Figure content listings
• • •

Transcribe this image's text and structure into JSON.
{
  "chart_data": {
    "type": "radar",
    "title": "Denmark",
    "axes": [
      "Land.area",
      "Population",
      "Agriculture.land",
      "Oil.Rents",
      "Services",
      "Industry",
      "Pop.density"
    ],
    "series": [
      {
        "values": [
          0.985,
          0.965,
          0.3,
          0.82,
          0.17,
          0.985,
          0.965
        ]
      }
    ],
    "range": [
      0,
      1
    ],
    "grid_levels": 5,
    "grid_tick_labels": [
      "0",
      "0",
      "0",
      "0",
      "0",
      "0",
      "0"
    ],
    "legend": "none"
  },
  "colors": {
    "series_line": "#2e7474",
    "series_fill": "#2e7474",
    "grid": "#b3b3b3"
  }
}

• • •

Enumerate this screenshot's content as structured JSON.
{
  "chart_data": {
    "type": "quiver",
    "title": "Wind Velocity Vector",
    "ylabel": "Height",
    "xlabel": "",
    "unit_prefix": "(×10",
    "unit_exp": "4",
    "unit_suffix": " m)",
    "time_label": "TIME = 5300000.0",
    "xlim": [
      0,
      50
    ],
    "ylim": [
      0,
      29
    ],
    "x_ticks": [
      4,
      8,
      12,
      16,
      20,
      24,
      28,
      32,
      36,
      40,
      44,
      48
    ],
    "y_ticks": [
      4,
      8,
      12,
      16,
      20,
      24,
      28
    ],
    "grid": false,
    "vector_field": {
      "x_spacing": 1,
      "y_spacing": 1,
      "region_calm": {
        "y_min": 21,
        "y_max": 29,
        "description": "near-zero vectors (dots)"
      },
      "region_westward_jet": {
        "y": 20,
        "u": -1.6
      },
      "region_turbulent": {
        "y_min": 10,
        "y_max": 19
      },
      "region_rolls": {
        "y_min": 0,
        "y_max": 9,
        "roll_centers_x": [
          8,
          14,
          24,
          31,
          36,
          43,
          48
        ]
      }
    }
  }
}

• • •

Every line in the data above that contains "this" needs to be copied.

THE COMPLETED TASK
Transcribe this image's text and structure into JSON.
Enumerate this screenshot's content as structured JSON.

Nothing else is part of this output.